PROBLEM DESCRIPTION
Without changing a character, return the entries, but not the images they hold.

· · · · ·

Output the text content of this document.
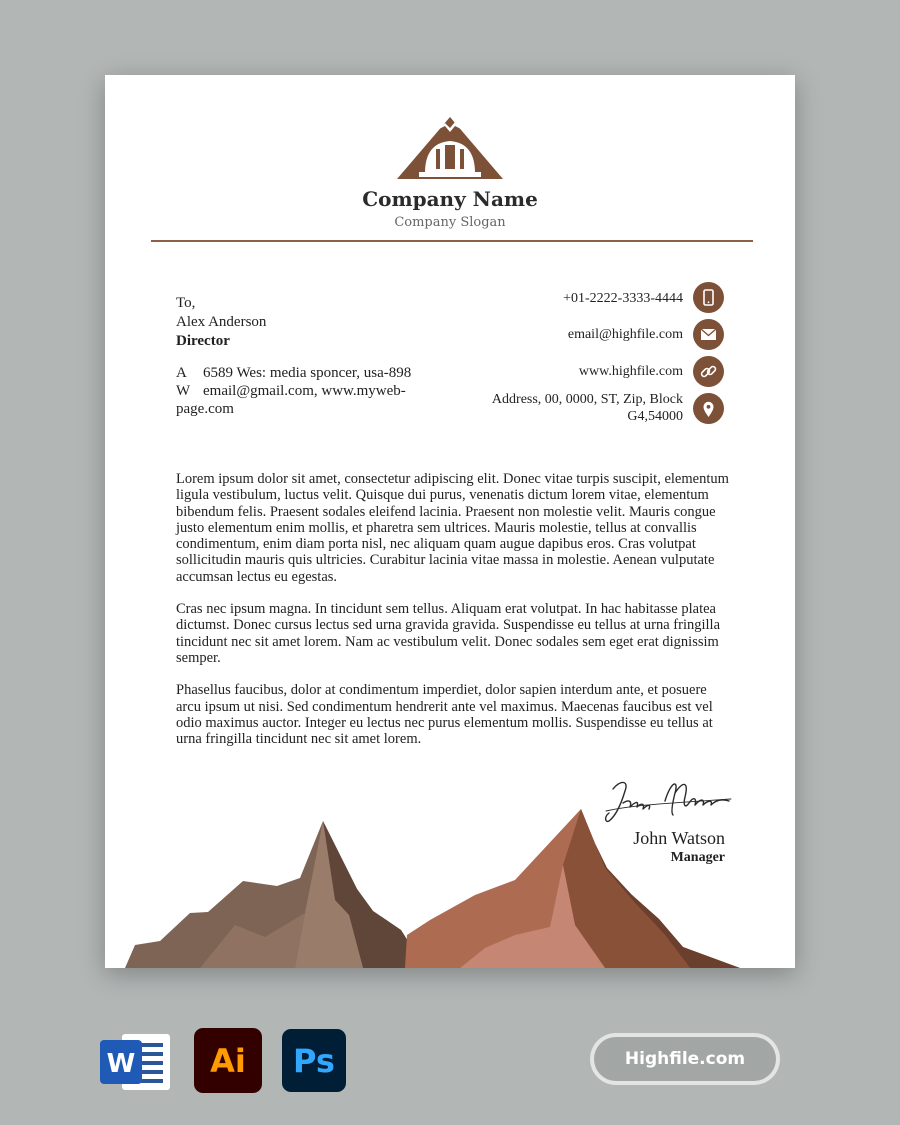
Company Name
Company Slogan
To,
Alex Anderson
Director
A	6589 Wes: media sponcer, usa-898
W email@gmail.com, www.myweb-
page.com
+01-2222-3333-4444
email@highfile.com
www.highfile.com
Address, 00, 0000, ST, Zip, Block
G4,54000

Lorem ipsum dolor sit amet, consectetur adipiscing elit. Donec vitae turpis suscipit, elementum ligula vestibulum, luctus velit. Quisque dui purus, venenatis dictum lorem vitae, elementum bibendum felis. Praesent sodales eleifend lacinia. Praesent non molestie velit. Mauris congue justo elementum enim mollis, et pharetra sem ultrices. Mauris molestie, tellus at convallis condimentum, enim diam porta nisl, nec aliquam quam augue dapibus eros. Cras volutpat sollicitudin mauris quis ultricies. Curabitur lacinia vitae massa in molestie. Aenean vulputate accumsan lectus eu egestas.

Cras nec ipsum magna. In tincidunt sem tellus. Aliquam erat volutpat. In hac habitasse platea dictumst. Donec cursus lectus sed urna gravida gravida. Suspendisse eu tellus at urna fringilla tincidunt nec sit amet lorem. Nam ac vestibulum velit. Donec sodales sem eget erat dignissim semper.

Phasellus faucibus, dolor at condimentum imperdiet, dolor sapien interdum ante, et posuere arcu ipsum ut nisi. Sed condimentum hendrerit ante vel maximus. Maecenas faucibus est vel odio maximus auctor. Integer eu lectus nec purus elementum mollis. Suspendisse eu tellus at urna fringilla tincidunt nec sit amet lorem.

John Watson
Manager
W	Ai	Ps	Highfile.com
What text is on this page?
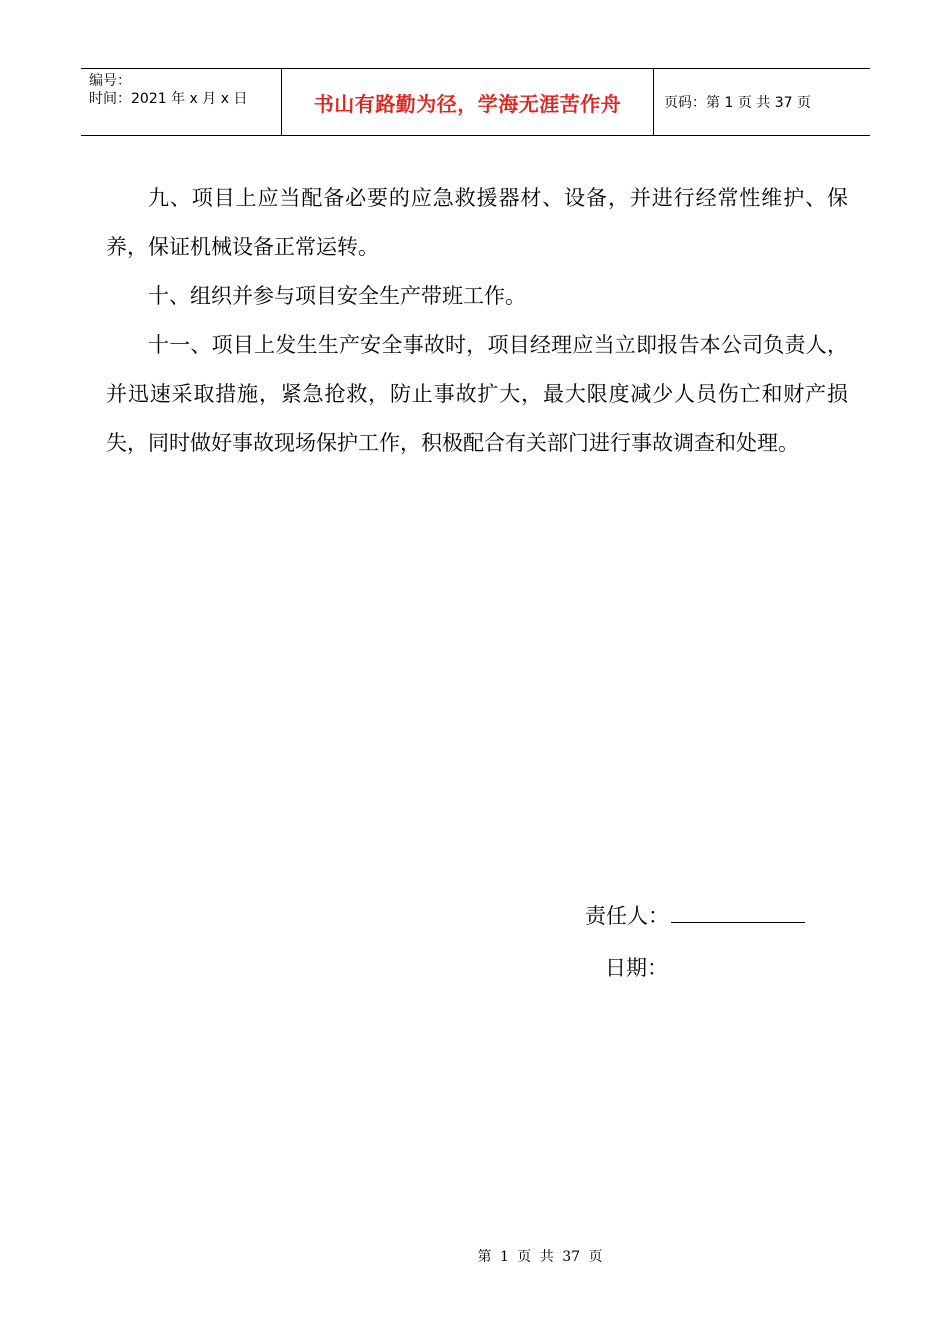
编号：
时间：2021 年 x 月 x 日	书山有路勤为径，学海无涯苦作舟	页码：第 1 页 共 37 页

九、项目上应当配备必要的应急救援器材、设备，并进行经常性维护、保养，保证机械设备正常运转。

十、组织并参与项目安全生产带班工作。

十一、项目上发生生产安全事故时，项目经理应当立即报告本公司负责人，并迅速采取措施，紧急抢救，防止事故扩大，最大限度减少人员伤亡和财产损失，同时做好事故现场保护工作，积极配合有关部门进行事故调查和处理。

责任人：
日期：
第 1 页 共 37 页
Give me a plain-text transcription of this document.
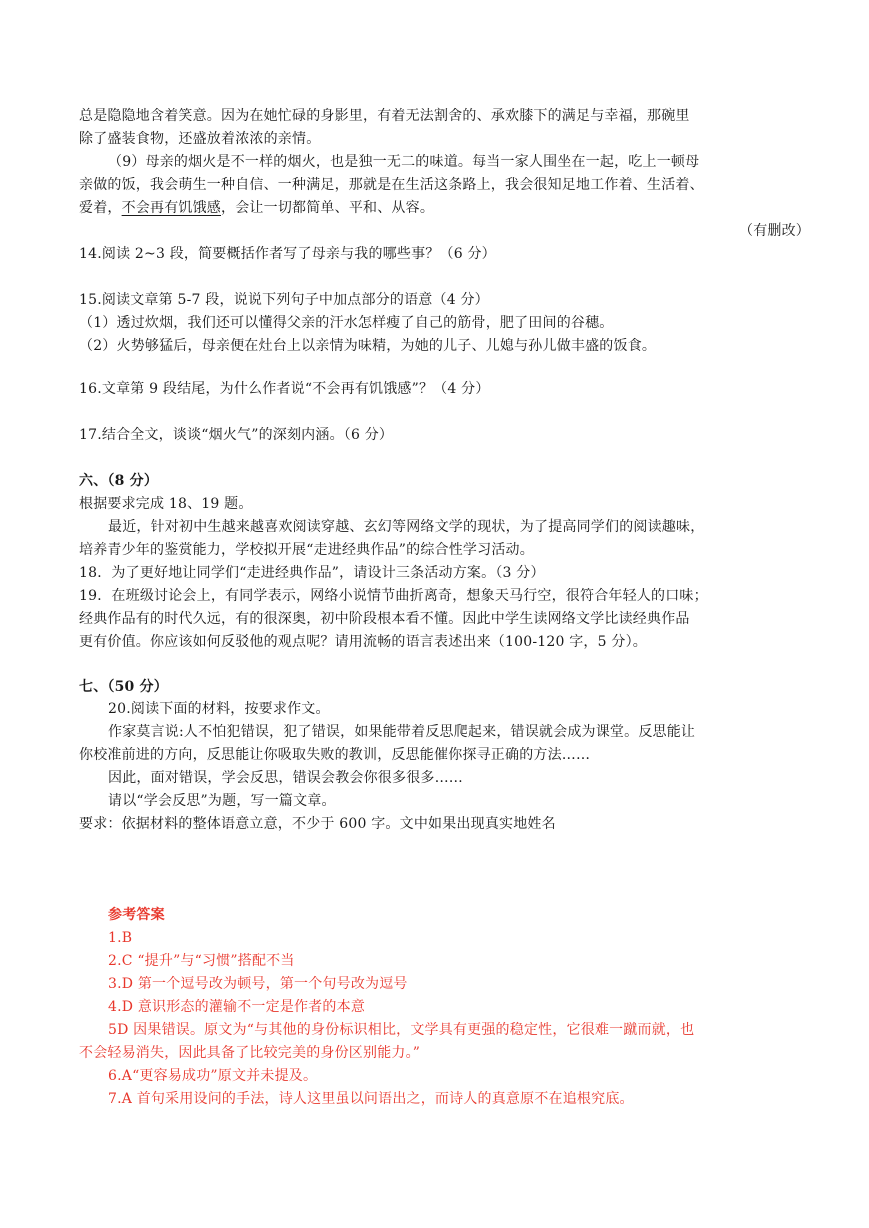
总是隐隐地含着笑意。因为在她忙碌的身影里，有着无法割舍的、承欢膝下的满足与幸福，那碗里
除了盛装食物，还盛放着浓浓的亲情。
（9）母亲的烟火是不一样的烟火，也是独一无二的味道。每当一家人围坐在一起，吃上一顿母
亲做的饭，我会萌生一种自信、一种满足，那就是在生活这条路上，我会很知足地工作着、生活着、
爱着，不会再有饥饿感，会让一切都简单、平和、从容。
（有删改）
14.阅读 2~3 段，简要概括作者写了母亲与我的哪些事？（6 分）
15.阅读文章第 5-7 段，说说下列句子中加点部分的语意（4 分）
（1）透过炊烟，我们还可以懂得父亲的汗水怎样瘦了自己的筋骨，肥了田间的谷穗。
（2）火势够猛后，母亲便在灶台上以亲情为味精，为她的儿子、儿媳与孙儿做丰盛的饭食。
16.文章第 9 段结尾，为什么作者说“不会再有饥饿感”？（4 分）
17.结合全文，谈谈“烟火气”的深刻内涵。（6 分）
六、（8 分）
根据要求完成 18、19 题。
最近，针对初中生越来越喜欢阅读穿越、玄幻等网络文学的现状，为了提高同学们的阅读趣味，
培养青少年的鉴赏能力，学校拟开展“走进经典作品”的综合性学习活动。
18．为了更好地让同学们“走进经典作品”，请设计三条活动方案。（3 分）
19．在班级讨论会上，有同学表示，网络小说情节曲折离奇，想象天马行空，很符合年轻人的口味；
经典作品有的时代久远，有的很深奥，初中阶段根本看不懂。因此中学生读网络文学比读经典作品
更有价值。你应该如何反驳他的观点呢？请用流畅的语言表述出来（100-120 字，5 分）。
七、（50 分）
20.阅读下面的材料，按要求作文。
作家莫言说:人不怕犯错误，犯了错误，如果能带着反思爬起来，错误就会成为课堂。反思能让
你校准前进的方向，反思能让你吸取失败的教训，反思能催你探寻正确的方法……
因此，面对错误，学会反思，错误会教会你很多很多……
请以“学会反思”为题，写一篇文章。
要求：依据材料的整体语意立意，不少于 600 字。文中如果出现真实地姓名
参考答案
1.B
2.C “提升”与“习惯”搭配不当
3.D 第一个逗号改为顿号，第一个句号改为逗号
4.D 意识形态的灌输不一定是作者的本意
5D 因果错误。原文为“与其他的身份标识相比，文学具有更强的稳定性，它很难一蹴而就，也
不会轻易消失，因此具备了比较完美的身份区别能力。”
6.A“更容易成功”原文并未提及。
7.A 首句采用设问的手法，诗人这里虽以问语出之，而诗人的真意原不在追根究底。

· · · · ·

WORKED SOLUTION
Output the text content of this document.
Company Name
Company Slogan
To,
Alex Anderson
Director
A	6589 Wes: media sponcer, usa-898
W email@gmail.com, www.myweb-
page.com
+01-2222-3333-4444
email@highfile.com
www.highfile.com
Address, 00, 0000, ST, Zip, Block
G4,54000

Lorem ipsum dolor sit amet, consectetur adipiscing elit. Donec vitae turpis suscipit, elementum ligula vestibulum, luctus velit. Quisque dui purus, venenatis dictum lorem vitae, elementum bibendum felis. Praesent sodales eleifend lacinia. Praesent non molestie velit. Mauris congue justo elementum enim mollis, et pharetra sem ultrices. Mauris molestie, tellus at convallis condimentum, enim diam porta nisl, nec aliquam quam augue dapibus eros. Cras volutpat sollicitudin mauris quis ultricies. Curabitur lacinia vitae massa in molestie. Aenean vulputate accumsan lectus eu egestas.

Cras nec ipsum magna. In tincidunt sem tellus. Aliquam erat volutpat. In hac habitasse platea dictumst. Donec cursus lectus sed urna gravida gravida. Suspendisse eu tellus at urna fringilla tincidunt nec sit amet lorem. Nam ac vestibulum velit. Donec sodales sem eget erat dignissim semper.

Phasellus faucibus, dolor at condimentum imperdiet, dolor sapien interdum ante, et posuere arcu ipsum ut nisi. Sed condimentum hendrerit ante vel maximus. Maecenas faucibus est vel odio maximus auctor. Integer eu lectus nec purus elementum mollis. Suspendisse eu tellus at urna fringilla tincidunt nec sit amet lorem.

John Watson
Manager
W	Ai	Ps	Highfile.com
What text is on this page?
编号：
时间：2021 年 x 月 x 日	书山有路勤为径，学海无涯苦作舟	页码：第 1 页 共 37 页

九、项目上应当配备必要的应急救援器材、设备，并进行经常性维护、保养，保证机械设备正常运转。

十、组织并参与项目安全生产带班工作。

十一、项目上发生生产安全事故时，项目经理应当立即报告本公司负责人，并迅速采取措施，紧急抢救，防止事故扩大，最大限度减少人员伤亡和财产损失，同时做好事故现场保护工作，积极配合有关部门进行事故调查和处理。

责任人：
日期：
第 1 页 共 37 页
Give me a plain-text transcription of this document.
总是隐隐地含着笑意。因为在她忙碌的身影里，有着无法割舍的、承欢膝下的满足与幸福，那碗里
除了盛装食物，还盛放着浓浓的亲情。
（9）母亲的烟火是不一样的烟火，也是独一无二的味道。每当一家人围坐在一起，吃上一顿母
亲做的饭，我会萌生一种自信、一种满足，那就是在生活这条路上，我会很知足地工作着、生活着、
爱着，不会再有饥饿感，会让一切都简单、平和、从容。
（有删改）
14.阅读 2~3 段，简要概括作者写了母亲与我的哪些事？（6 分）
15.阅读文章第 5-7 段，说说下列句子中加点部分的语意（4 分）
（1）透过炊烟，我们还可以懂得父亲的汗水怎样瘦了自己的筋骨，肥了田间的谷穗。
（2）火势够猛后，母亲便在灶台上以亲情为味精，为她的儿子、儿媳与孙儿做丰盛的饭食。
16.文章第 9 段结尾，为什么作者说“不会再有饥饿感”？（4 分）
17.结合全文，谈谈“烟火气”的深刻内涵。（6 分）
六、（8 分）
根据要求完成 18、19 题。
最近，针对初中生越来越喜欢阅读穿越、玄幻等网络文学的现状，为了提高同学们的阅读趣味，
培养青少年的鉴赏能力，学校拟开展“走进经典作品”的综合性学习活动。
18．为了更好地让同学们“走进经典作品”，请设计三条活动方案。（3 分）
19．在班级讨论会上，有同学表示，网络小说情节曲折离奇，想象天马行空，很符合年轻人的口味；
经典作品有的时代久远，有的很深奥，初中阶段根本看不懂。因此中学生读网络文学比读经典作品
更有价值。你应该如何反驳他的观点呢？请用流畅的语言表述出来（100-120 字，5 分）。
七、（50 分）
20.阅读下面的材料，按要求作文。
作家莫言说:人不怕犯错误，犯了错误，如果能带着反思爬起来，错误就会成为课堂。反思能让
你校准前进的方向，反思能让你吸取失败的教训，反思能催你探寻正确的方法……
因此，面对错误，学会反思，错误会教会你很多很多……
请以“学会反思”为题，写一篇文章。
要求：依据材料的整体语意立意，不少于 600 字。文中如果出现真实地姓名
参考答案
1.B
2.C “提升”与“习惯”搭配不当
3.D 第一个逗号改为顿号，第一个句号改为逗号
4.D 意识形态的灌输不一定是作者的本意
5D 因果错误。原文为“与其他的身份标识相比，文学具有更强的稳定性，它很难一蹴而就，也
不会轻易消失，因此具备了比较完美的身份区别能力。”
6.A“更容易成功”原文并未提及。
7.A 首句采用设问的手法，诗人这里虽以问语出之，而诗人的真意原不在追根究底。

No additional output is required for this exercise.